### OBJECTIF
Repérez dans les enregistrements chaque ligne qui contient la chaîne « indicator » et recopiez-la. Respectez la casse.

### ENTRÉES EXTRAITES
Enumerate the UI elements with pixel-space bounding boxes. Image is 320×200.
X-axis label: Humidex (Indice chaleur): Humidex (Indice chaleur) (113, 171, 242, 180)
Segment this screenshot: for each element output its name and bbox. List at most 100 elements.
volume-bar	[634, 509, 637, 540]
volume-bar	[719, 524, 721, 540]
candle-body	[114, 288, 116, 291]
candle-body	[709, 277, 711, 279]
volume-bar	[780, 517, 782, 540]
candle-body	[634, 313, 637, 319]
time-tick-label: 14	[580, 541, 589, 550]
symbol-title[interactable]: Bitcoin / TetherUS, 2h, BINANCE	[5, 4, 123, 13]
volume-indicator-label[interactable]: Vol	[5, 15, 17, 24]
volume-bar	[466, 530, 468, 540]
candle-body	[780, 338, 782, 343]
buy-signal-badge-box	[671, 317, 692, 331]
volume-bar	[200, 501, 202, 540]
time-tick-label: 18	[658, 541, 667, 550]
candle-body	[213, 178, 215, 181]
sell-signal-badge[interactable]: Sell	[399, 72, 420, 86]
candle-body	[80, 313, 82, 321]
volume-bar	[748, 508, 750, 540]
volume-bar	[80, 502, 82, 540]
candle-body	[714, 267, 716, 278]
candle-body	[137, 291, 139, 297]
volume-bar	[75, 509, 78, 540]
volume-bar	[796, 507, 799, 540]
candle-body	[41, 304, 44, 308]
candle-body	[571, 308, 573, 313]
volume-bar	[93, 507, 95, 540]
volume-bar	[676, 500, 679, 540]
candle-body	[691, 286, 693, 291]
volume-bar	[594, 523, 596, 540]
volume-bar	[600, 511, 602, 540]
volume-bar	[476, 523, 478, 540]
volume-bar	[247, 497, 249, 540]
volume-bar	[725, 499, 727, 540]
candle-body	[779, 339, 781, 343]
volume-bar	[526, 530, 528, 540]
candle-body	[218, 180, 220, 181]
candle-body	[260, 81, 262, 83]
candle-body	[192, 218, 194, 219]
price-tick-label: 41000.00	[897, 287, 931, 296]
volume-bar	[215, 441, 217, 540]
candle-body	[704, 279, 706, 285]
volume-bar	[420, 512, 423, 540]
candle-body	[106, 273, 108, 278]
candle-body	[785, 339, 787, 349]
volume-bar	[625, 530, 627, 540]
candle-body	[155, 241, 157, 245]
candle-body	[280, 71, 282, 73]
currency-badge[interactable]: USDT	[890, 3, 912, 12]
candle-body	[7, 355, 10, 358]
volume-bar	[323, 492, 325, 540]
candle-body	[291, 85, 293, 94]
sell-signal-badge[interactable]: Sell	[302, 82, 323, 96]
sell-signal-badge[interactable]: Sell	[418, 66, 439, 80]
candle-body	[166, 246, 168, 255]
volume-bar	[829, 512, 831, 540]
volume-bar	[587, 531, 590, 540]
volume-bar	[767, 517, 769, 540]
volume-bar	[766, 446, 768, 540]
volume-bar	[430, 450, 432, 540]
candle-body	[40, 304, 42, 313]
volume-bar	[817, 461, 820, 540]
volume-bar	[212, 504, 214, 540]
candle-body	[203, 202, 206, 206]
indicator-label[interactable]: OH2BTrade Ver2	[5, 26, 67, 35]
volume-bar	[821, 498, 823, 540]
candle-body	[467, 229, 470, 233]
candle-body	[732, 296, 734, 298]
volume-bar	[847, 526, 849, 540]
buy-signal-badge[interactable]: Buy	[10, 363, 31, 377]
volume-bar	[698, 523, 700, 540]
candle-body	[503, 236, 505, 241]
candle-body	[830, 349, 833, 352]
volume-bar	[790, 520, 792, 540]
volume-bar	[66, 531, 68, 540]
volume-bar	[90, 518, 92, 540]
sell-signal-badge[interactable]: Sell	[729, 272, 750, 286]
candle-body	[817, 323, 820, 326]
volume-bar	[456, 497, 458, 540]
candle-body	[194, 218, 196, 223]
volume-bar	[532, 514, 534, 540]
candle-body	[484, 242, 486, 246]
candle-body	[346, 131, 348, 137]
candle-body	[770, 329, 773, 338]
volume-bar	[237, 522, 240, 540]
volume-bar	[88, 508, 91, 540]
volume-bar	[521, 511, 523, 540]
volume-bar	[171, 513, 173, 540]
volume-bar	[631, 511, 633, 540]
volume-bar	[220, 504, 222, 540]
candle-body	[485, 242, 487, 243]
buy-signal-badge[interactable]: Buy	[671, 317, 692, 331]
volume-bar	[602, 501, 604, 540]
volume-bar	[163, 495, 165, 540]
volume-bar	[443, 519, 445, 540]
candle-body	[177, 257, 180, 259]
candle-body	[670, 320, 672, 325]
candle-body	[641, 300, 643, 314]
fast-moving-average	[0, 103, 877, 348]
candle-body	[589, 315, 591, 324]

### RÉSULTAT OBTENU
volume-indicator-label[interactable]: Vol	[5, 15, 17, 24]
indicator-label[interactable]: OH2BTrade Ver2	[5, 26, 67, 35]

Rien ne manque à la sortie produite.